Dataset items

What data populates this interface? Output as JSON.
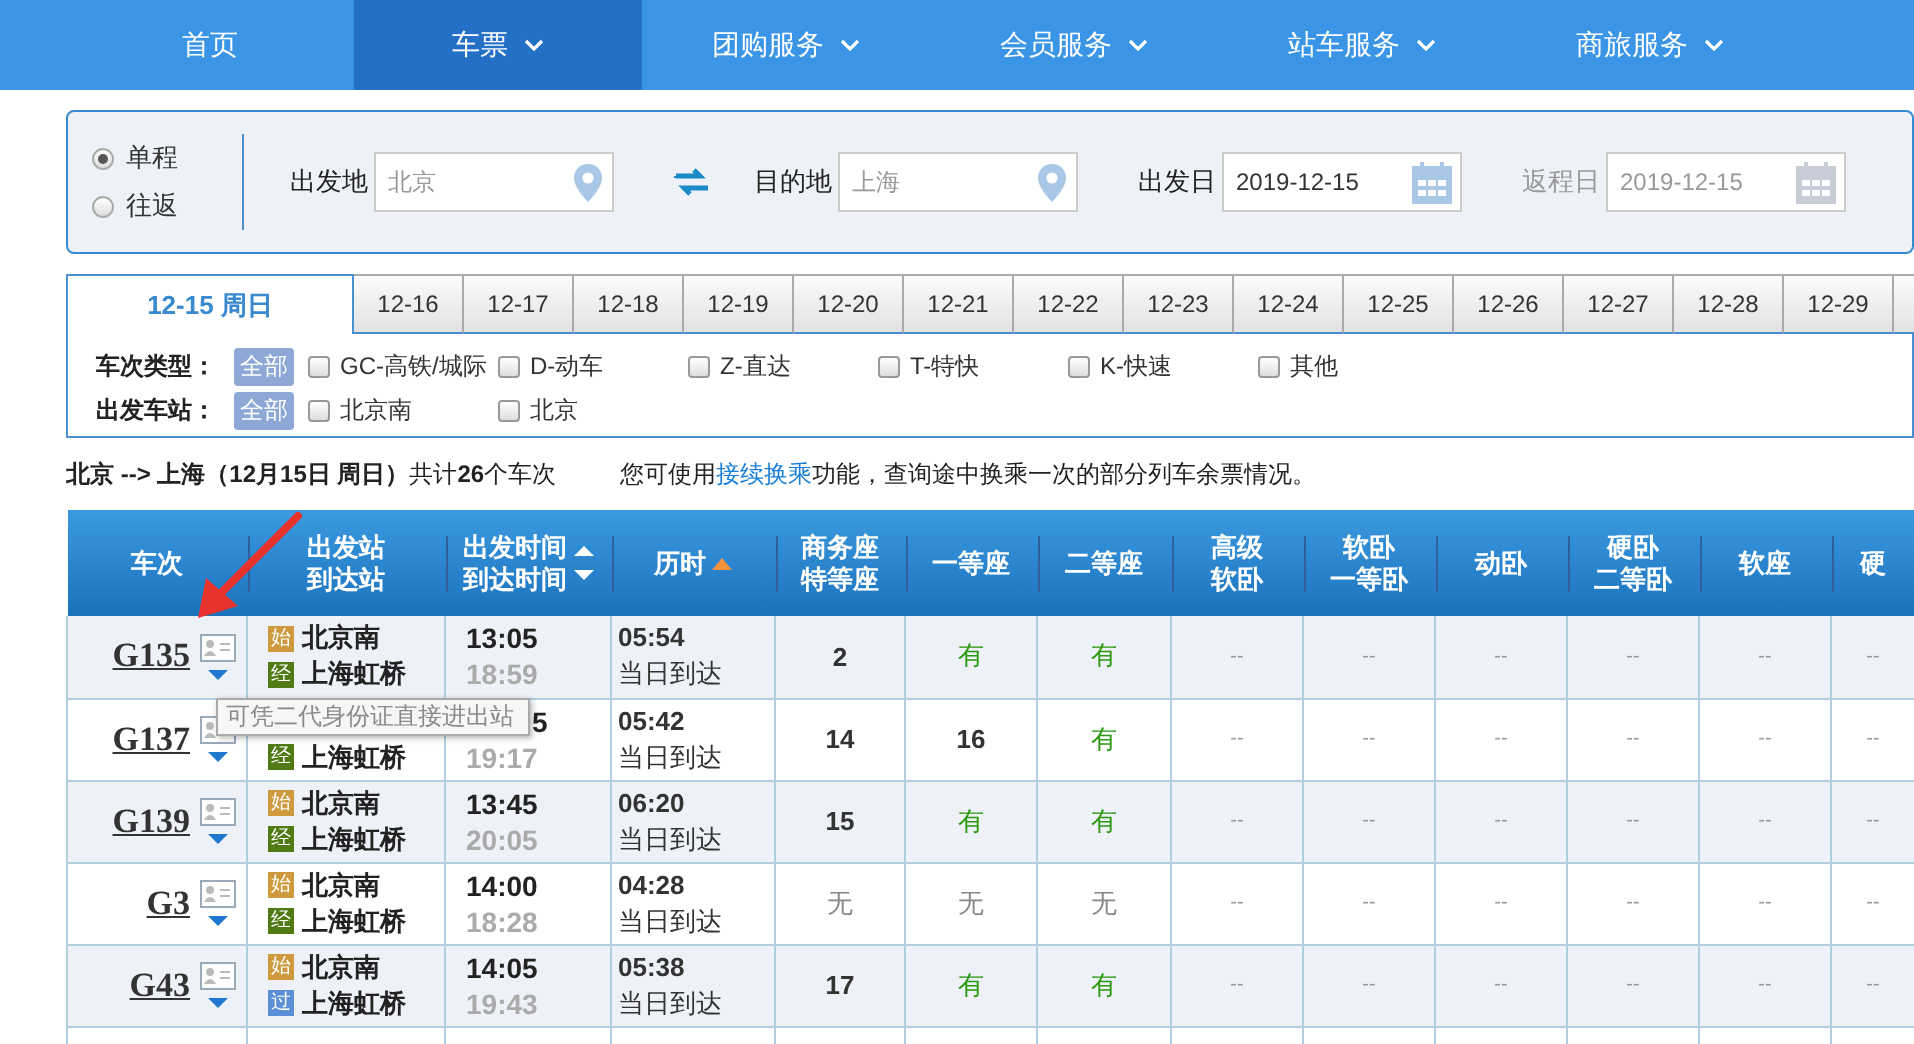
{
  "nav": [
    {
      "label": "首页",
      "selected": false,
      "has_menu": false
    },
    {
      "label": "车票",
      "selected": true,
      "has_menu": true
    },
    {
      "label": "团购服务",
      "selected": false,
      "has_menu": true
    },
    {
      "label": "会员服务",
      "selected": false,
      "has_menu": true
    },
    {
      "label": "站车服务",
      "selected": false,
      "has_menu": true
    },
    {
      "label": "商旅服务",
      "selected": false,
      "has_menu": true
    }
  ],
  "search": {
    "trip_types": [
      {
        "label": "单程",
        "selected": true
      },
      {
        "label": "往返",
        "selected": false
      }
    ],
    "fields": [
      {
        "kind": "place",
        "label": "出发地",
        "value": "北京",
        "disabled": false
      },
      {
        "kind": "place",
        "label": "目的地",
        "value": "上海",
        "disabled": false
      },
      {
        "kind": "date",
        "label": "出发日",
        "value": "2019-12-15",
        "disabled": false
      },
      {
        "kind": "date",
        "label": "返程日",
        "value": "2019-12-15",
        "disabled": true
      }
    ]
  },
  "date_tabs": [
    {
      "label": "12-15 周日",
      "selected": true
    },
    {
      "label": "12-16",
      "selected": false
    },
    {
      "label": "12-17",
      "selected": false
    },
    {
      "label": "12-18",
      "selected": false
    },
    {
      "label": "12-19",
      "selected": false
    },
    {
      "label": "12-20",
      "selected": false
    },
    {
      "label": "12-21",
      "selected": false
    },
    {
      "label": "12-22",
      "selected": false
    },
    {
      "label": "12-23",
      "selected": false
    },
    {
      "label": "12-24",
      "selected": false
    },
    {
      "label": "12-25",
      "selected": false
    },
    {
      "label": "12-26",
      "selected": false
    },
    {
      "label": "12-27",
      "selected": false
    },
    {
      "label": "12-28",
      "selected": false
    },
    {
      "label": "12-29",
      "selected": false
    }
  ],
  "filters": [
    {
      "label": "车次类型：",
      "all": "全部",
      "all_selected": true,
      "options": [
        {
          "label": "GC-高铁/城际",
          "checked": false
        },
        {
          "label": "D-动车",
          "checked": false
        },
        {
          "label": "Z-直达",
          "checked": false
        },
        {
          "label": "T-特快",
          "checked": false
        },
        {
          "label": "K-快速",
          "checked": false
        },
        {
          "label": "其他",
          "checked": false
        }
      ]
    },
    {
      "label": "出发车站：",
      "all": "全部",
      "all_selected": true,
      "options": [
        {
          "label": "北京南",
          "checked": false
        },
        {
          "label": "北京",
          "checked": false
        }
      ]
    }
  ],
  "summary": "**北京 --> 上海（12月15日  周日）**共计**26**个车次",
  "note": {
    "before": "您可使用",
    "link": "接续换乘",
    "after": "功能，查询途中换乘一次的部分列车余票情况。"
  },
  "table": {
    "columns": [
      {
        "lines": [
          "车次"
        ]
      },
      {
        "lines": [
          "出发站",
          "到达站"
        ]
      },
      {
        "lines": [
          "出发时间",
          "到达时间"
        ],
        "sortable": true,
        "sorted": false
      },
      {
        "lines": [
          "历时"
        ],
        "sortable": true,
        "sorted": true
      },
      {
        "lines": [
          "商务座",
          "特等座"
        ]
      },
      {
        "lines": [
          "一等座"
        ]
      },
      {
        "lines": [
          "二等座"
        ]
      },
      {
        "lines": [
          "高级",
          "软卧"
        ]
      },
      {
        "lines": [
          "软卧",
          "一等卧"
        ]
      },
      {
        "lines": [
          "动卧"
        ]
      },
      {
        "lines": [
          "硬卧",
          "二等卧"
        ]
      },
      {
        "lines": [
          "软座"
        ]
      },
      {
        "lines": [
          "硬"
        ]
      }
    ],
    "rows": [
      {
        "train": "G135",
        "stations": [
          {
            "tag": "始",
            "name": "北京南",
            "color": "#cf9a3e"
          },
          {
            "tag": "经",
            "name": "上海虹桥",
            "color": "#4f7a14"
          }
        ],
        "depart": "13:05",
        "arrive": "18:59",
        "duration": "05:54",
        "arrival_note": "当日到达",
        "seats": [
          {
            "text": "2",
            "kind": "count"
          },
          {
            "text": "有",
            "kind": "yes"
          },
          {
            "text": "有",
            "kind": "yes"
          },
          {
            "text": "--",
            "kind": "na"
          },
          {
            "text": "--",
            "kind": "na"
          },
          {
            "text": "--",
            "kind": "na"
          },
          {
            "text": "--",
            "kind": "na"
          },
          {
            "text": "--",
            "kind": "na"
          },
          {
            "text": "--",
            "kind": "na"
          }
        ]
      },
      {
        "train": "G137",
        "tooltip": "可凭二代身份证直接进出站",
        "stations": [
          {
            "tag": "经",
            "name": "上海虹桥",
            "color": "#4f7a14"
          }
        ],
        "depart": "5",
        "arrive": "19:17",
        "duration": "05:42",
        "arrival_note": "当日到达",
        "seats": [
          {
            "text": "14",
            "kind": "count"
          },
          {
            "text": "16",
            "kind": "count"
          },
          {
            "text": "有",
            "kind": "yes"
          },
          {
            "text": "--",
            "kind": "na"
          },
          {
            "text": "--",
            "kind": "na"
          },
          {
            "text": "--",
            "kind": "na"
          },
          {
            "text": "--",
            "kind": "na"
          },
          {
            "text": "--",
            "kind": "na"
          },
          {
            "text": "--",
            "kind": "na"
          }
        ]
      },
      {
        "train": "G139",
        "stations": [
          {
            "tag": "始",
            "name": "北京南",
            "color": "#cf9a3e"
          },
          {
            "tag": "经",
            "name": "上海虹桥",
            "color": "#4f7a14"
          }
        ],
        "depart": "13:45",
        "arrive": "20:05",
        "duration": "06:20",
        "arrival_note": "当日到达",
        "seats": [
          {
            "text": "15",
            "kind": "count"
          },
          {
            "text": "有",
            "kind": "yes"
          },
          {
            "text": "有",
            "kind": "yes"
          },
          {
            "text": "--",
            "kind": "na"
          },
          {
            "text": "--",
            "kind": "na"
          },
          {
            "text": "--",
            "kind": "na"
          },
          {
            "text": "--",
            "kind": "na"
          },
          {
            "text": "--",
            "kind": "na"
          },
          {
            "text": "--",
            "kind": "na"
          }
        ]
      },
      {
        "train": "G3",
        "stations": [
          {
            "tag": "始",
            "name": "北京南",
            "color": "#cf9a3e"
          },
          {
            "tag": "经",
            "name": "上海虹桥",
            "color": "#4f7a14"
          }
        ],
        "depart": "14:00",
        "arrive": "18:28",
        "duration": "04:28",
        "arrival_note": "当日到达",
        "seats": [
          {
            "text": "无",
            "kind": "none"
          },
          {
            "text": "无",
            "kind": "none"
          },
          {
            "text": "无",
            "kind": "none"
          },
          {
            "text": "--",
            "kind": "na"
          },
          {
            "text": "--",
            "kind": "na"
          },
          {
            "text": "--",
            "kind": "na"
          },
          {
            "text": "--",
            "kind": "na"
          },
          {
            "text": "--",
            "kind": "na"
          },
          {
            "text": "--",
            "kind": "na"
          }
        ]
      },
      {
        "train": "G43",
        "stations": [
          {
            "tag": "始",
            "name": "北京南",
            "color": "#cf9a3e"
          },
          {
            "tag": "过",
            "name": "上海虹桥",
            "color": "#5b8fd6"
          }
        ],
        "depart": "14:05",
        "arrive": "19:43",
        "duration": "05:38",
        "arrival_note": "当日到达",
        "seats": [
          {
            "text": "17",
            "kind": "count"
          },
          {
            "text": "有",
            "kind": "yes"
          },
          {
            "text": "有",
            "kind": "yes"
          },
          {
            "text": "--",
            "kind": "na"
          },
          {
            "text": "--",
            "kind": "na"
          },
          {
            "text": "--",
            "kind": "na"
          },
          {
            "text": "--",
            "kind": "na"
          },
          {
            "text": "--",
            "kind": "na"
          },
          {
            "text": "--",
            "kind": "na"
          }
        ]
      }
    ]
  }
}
--
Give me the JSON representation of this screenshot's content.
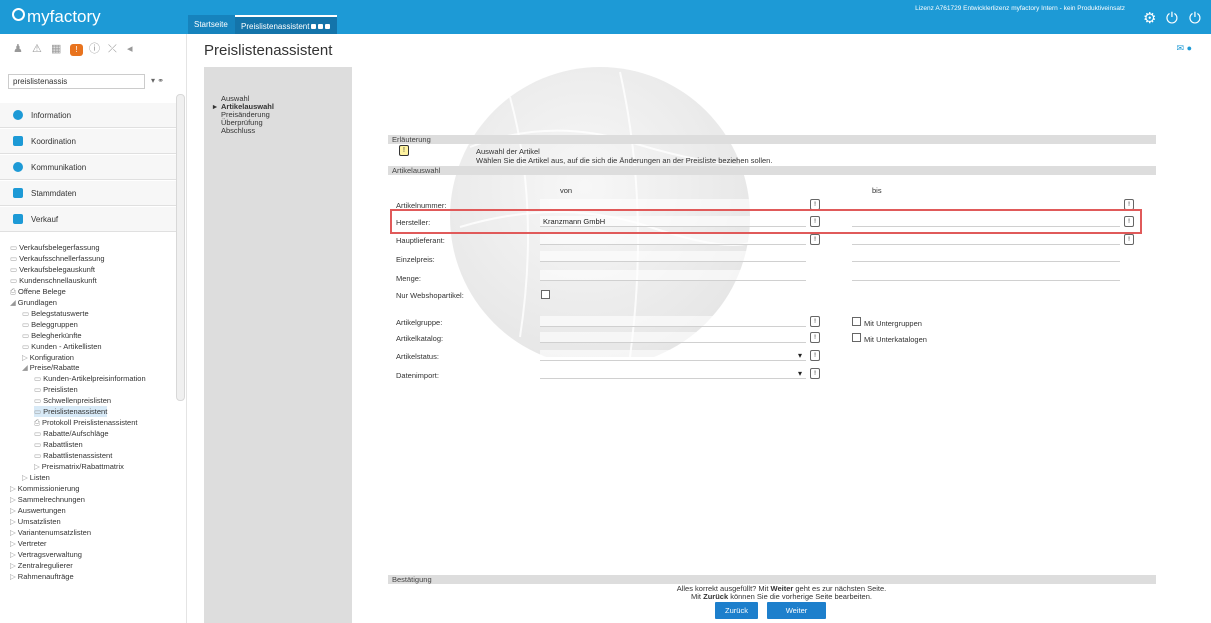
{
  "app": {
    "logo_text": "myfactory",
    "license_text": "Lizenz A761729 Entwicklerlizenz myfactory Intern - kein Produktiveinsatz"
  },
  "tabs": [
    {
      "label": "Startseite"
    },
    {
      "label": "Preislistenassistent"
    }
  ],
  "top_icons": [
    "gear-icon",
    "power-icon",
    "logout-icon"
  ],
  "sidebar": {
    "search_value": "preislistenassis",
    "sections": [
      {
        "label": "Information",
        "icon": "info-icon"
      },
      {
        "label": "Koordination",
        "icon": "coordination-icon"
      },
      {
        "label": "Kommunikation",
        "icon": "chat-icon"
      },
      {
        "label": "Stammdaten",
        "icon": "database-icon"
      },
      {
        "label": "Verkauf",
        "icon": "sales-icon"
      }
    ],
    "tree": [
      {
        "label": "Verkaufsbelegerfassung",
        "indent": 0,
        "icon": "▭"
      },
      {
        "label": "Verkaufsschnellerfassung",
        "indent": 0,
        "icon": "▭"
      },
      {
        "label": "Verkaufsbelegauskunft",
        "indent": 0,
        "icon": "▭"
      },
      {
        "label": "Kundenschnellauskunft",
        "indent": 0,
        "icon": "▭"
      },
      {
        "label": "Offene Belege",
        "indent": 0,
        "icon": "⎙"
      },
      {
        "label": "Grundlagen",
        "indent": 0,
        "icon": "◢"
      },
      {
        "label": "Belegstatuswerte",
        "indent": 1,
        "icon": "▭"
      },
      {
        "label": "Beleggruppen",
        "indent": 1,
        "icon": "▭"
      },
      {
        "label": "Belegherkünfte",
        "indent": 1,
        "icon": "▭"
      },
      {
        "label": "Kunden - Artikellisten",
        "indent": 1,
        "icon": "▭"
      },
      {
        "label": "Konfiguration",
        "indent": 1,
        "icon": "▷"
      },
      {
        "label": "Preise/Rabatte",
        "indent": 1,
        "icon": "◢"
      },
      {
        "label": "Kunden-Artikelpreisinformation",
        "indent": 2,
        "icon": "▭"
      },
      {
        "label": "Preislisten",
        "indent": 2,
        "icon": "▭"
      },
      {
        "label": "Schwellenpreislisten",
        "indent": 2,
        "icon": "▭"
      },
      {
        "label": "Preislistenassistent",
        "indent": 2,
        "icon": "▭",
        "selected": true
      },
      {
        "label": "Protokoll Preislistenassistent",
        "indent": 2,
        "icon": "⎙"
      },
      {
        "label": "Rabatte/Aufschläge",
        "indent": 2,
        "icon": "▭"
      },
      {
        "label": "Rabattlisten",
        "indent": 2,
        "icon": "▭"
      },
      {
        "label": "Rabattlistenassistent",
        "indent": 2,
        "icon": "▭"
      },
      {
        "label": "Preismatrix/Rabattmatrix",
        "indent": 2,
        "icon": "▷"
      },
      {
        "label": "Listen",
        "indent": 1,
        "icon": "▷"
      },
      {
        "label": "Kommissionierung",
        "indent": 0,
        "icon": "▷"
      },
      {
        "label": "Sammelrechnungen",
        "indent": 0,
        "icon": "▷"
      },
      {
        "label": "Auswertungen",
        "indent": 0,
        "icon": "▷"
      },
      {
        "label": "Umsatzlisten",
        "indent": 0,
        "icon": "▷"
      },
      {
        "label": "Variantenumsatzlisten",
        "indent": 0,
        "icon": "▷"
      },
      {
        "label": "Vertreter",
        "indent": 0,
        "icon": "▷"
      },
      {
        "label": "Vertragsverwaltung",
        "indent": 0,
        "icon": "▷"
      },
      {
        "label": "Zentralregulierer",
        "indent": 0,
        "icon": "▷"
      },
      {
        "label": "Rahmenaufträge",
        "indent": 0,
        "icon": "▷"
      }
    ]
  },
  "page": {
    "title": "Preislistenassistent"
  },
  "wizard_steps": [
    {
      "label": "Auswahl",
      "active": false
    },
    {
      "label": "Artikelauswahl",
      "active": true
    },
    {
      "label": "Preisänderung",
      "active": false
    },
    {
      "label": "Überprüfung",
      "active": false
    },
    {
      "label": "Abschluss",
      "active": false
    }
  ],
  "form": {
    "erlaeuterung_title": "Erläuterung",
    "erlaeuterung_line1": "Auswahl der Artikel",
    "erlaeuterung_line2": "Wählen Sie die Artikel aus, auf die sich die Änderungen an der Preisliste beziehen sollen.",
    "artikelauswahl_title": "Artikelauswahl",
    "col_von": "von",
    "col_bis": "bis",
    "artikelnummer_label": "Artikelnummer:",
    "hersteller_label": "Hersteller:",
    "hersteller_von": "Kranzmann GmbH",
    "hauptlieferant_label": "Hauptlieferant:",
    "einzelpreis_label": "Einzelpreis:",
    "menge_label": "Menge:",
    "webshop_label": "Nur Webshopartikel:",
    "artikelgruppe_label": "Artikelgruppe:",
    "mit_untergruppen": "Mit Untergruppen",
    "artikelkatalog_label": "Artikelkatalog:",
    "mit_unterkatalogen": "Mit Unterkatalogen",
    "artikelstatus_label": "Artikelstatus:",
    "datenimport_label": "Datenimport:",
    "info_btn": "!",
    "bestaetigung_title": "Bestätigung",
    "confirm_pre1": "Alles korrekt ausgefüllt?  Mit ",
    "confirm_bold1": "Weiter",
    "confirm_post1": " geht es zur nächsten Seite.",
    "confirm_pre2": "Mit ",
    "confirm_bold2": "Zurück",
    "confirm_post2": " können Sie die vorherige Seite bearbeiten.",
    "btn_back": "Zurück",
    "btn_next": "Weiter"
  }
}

_Challenge_.
From the listing above, pick out each line where the word "this" appears.

_Solution_.
What data populates this interface? Output as JSON.
Give me the JSON representation of this screenshot's content.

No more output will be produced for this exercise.